*EXERCISE TASK:* Lay out every line of the rows below as a Markdown table with the columns "Line No." and "Row Text," omitting blank lines and the pictures.

Bounding box annotations:
++++

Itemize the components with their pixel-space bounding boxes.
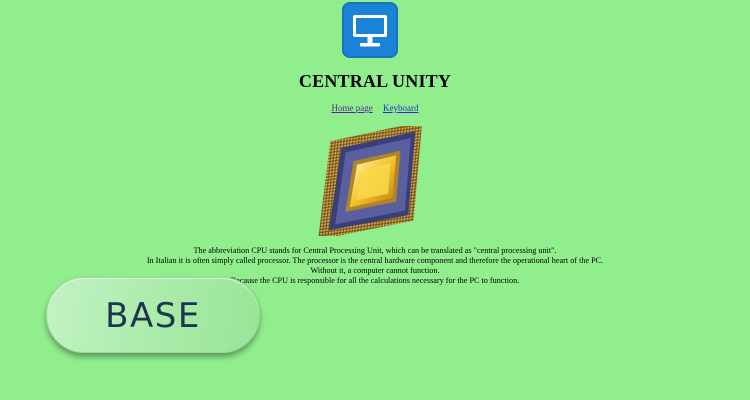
description-line: The abbreviation CPU stands for Central … <box>193 246 557 255</box>
base-button-label: BASE <box>105 296 201 336</box>
nav-links: Home page Keyboard <box>0 103 750 113</box>
monitor-icon <box>353 15 387 47</box>
description-line: In Italian it is often simply called pro… <box>146 256 604 265</box>
home-page-link[interactable]: Home page <box>332 103 373 113</box>
keyboard-link[interactable]: Keyboard <box>383 103 419 113</box>
monitor-logo <box>342 2 398 58</box>
base-button[interactable]: BASE <box>46 277 260 353</box>
description-line: Without it, a computer cannot function. <box>310 266 440 275</box>
page-title: CENTRAL UNITY <box>298 71 452 91</box>
cpu-chip-image <box>317 126 423 236</box>
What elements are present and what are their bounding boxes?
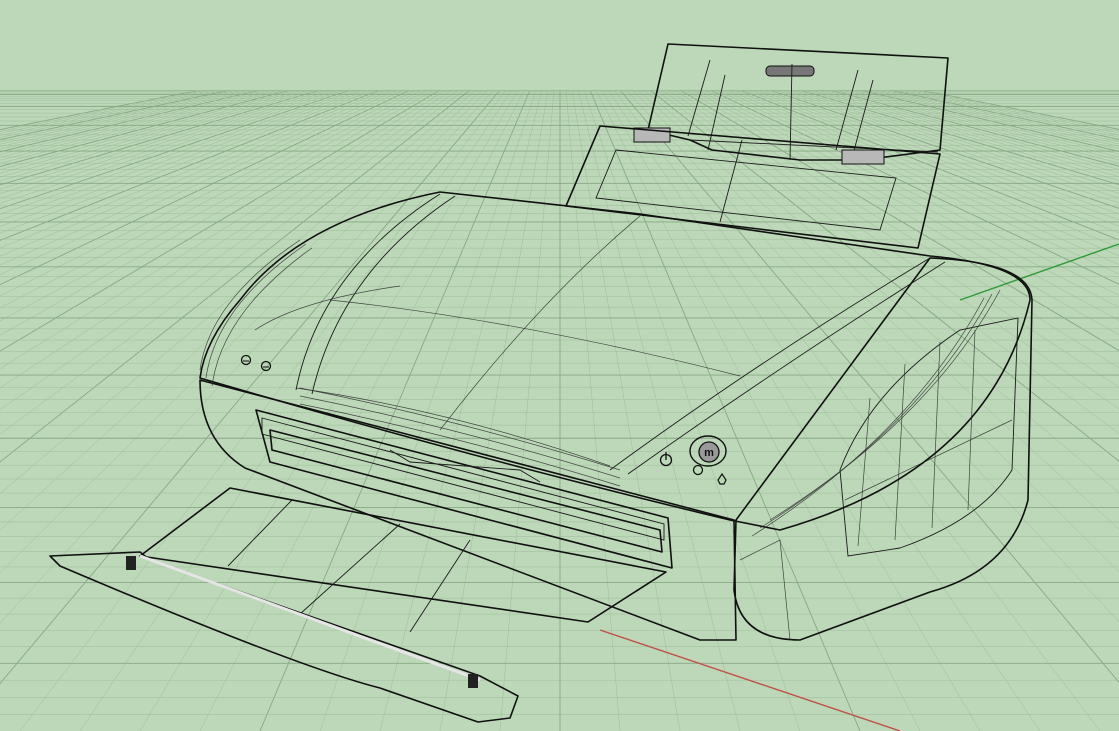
grid-line [0,89,201,131]
grid-line [0,89,405,275]
y-axis-line [959,243,1119,301]
grid-line [919,89,1119,130]
grid-line [0,89,339,199]
grid-line [631,89,1119,573]
grid-line [0,89,231,141]
grid-line [883,89,1119,142]
x-axis-line [599,629,901,731]
construction-grid [0,0,1119,731]
grid-line [781,89,1119,199]
viewport-scene[interactable]: m [0,0,1119,731]
grid-line [19,89,507,731]
grid-line [829,89,1119,167]
grid-line [619,89,1119,684]
grid-line [0,89,309,178]
grid-line [0,89,243,145]
grid-line [0,89,399,266]
grid-line [805,89,1119,181]
grid-line [895,89,1119,138]
printer-body[interactable] [199,191,1033,641]
grid-line [0,89,471,463]
control-panel: m [659,435,727,485]
grid-line [697,89,1119,308]
grid-line [877,89,1119,145]
grid-line [0,89,315,182]
grid-line [589,89,861,731]
grid-line [0,89,279,161]
grid-line [439,89,549,731]
grid-line [721,89,1119,265]
grid-line [0,89,363,221]
grid-line [0,89,237,143]
grid-line [769,89,1119,209]
grid-line [637,89,1119,530]
paper-output-tray[interactable] [49,487,667,723]
grid-line [0,89,333,194]
grid-line [0,89,483,531]
grid-line [607,89,1041,731]
grid-line [0,89,489,574]
grid-line [0,89,225,138]
grid-line [751,89,1119,227]
grid-line [841,89,1119,161]
perspective-viewport[interactable]: m [0,0,1119,731]
resume-button[interactable] [692,464,704,476]
paper-drop-icon [260,360,272,372]
grid-line [0,89,327,190]
grid-line [499,89,555,731]
sky-backdrop [0,0,1119,90]
grid-line [0,89,207,132]
grid-line [715,89,1119,275]
grid-line [79,89,513,731]
grid-line [0,89,321,186]
maintenance-button[interactable]: m [689,435,727,467]
grid-line [0,89,357,215]
grid-line [739,89,1119,241]
grid-line [823,89,1119,170]
grid-line [799,89,1119,186]
grid-line [811,89,1119,178]
grid-line [907,89,1119,134]
grid-line [259,89,531,731]
grid-line [0,89,465,435]
grid-line [787,89,1119,194]
grid-line [889,89,1119,140]
grid-line [571,89,681,731]
maintenance-button-label: m [704,447,714,459]
grid-line [0,89,381,241]
grid-line [0,89,297,171]
grid-line [577,89,741,731]
grid-line [595,89,921,731]
grid-line [0,89,249,147]
grid-line [0,89,285,164]
grid-line [0,89,495,624]
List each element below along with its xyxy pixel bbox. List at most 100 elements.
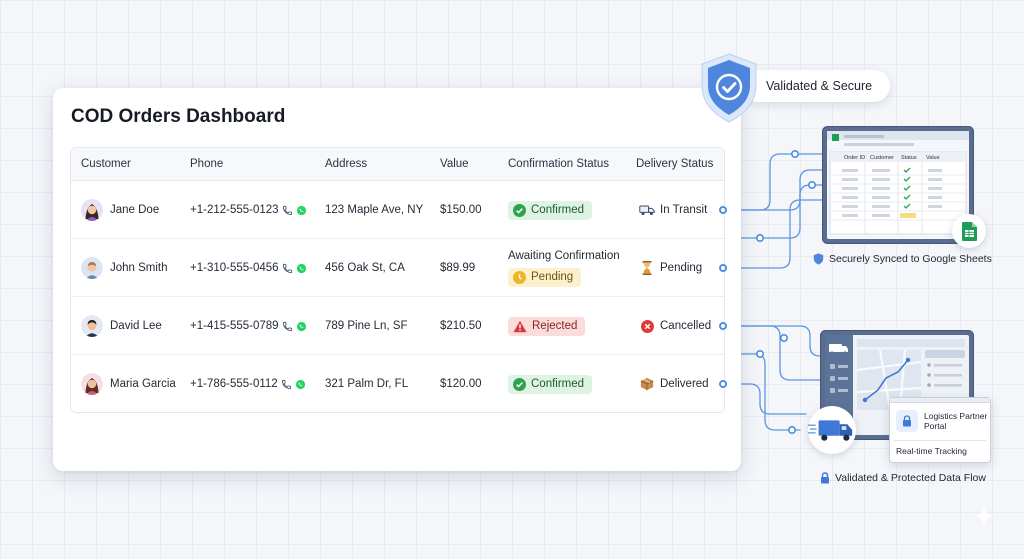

++++

*TASK ANSWER:*
| Line No. | Row Text |
|---|---|
| 1 | Itemize the components with their pixel-space bounding boxes. |
| 2 | description-line: The abbreviation CPU stands for Central … <box>193 246 557 255</box> |
| 3 | base-button-label: BASE <box>105 296 201 336</box> |
| 4 | nav-links: Home page Keyboard <box>0 103 750 113</box> |
| 5 | monitor-icon <box>353 15 387 47</box> |
| 6 | description-line: In Italian it is often simply called pro… <box>146 256 604 265</box> |
| 7 | home-page-link[interactable]: Home page <box>332 103 373 113</box> |
| 8 | keyboard-link[interactable]: Keyboard <box>383 103 419 113</box> |
| 9 | monitor-logo <box>342 2 398 58</box> |
| 10 | base-button[interactable]: BASE <box>46 277 260 353</box> |
| 11 | description-line: Without it, a computer cannot function. <box>310 266 440 275</box> |
| 12 | page-title: CENTRAL UNITY <box>298 71 452 91</box> |
| 13 | cpu-chip-image <box>317 126 423 236</box> |
| 14 | What elements are present and what are their bounding boxes? |
| 15 | grid-line [0,89,201,131] |
| 16 | grid-line [0,89,405,275] |
| 17 | y-axis-line [959,243,1119,301] |
| 18 | grid-line [919,89,1119,130] |
| 19 | grid-line [0,89,339,199] |
| 20 | grid-line [631,89,1119,573] |
| 21 | grid-line [0,89,231,141] |
| 22 | grid-line [883,89,1119,142] |
| 23 | x-axis-line [599,629,901,731] |
| 24 | construction-grid [0,0,1119,731] |
| 25 | grid-line [781,89,1119,199] |
| 26 | viewport-scene[interactable]: m [0,0,1119,731] |
| 27 | grid-line [19,89,507,731] |
| 28 | grid-line [829,89,1119,167] |
| 29 | grid-line [619,89,1119,684] |
| 30 | grid-line [0,89,309,178] |
| 31 | grid-line [0,89,243,145] |
| 32 | grid-line [0,89,399,266] |
| 33 | grid-line [805,89,1119,181] |
| 34 | grid-line [895,89,1119,138] |
| 35 | printer-body[interactable] [199,191,1033,641] |
| 36 | grid-line [0,89,471,463] |
| 37 | control-panel: m [659,435,727,485] |
| 38 | grid-line [697,89,1119,308] |
| 39 | grid-line [877,89,1119,145] |
| 40 | grid-line [0,89,315,182] |
| 41 | grid-line [589,89,861,731] |
| 42 | grid-line [0,89,279,161] |
| 43 | grid-line [439,89,549,731] |
| 44 | grid-line [721,89,1119,265] |
| 45 | grid-line [0,89,363,221] |
| 46 | grid-line [0,89,237,143] |
| 47 | grid-line [769,89,1119,209] |
| 48 | grid-line [637,89,1119,530] |
| 49 | paper-output-tray[interactable] [49,487,667,723] |
| 50 | grid-line [0,89,333,194] |
| 51 | grid-line [0,89,483,531] |
| 52 | grid-line [607,89,1041,731] |
| 53 | grid-line [0,89,489,574] |
| 54 | grid-line [0,89,225,138] |
| 55 | grid-line [751,89,1119,227] |
| 56 | grid-line [841,89,1119,161] |
| 57 | perspective-viewport[interactable]: m [0,0,1119,731] |
| 58 | resume-button[interactable] [692,464,704,476] |
| 59 | paper-drop-icon [260,360,272,372] |
| 60 | grid-line [0,89,327,190] |
| 61 | grid-line [499,89,555,731] |
| 62 | sky-backdrop [0,0,1119,90] |
| 63 | grid-line [0,89,207,132] |
| 64 | grid-line [715,89,1119,275] |
| 65 | grid-line [79,89,513,731] |
| 66 | grid-line [0,89,321,186] |
| 67 | maintenance-button[interactable]: m [689,435,727,467] |
| 68 | grid-line [0,89,357,215] |
| 69 | grid-line [739,89,1119,241] |
| 70 | grid-line [823,89,1119,170] |
| 71 | grid-line [799,89,1119,186] |
| 72 | grid-line [811,89,1119,178] |
| 73 | grid-line [907,89,1119,134] |
| 74 | grid-line [259,89,531,731] |
| 75 | grid-line [0,89,465,435] |
| 76 | grid-line [787,89,1119,194] |
| 77 | grid-line [889,89,1119,140] |
| 78 | grid-line [571,89,681,731] |
| 79 | maintenance-button-label: m [704,447,714,459] |
| 80 | grid-line [0,89,381,241] |
| 81 | grid-line [0,89,297,171] |
| 82 | grid-line [577,89,741,731] |
| 83 | grid-line [595,89,921,731] |
| 84 | grid-line [0,89,249,147] |
| 85 | grid-line [0,89,285,164] |
| 86 | grid-line [0,89,495,624] |
| 87 | List each element below along with its xyxy pixel bbox. List at most 100 elements. |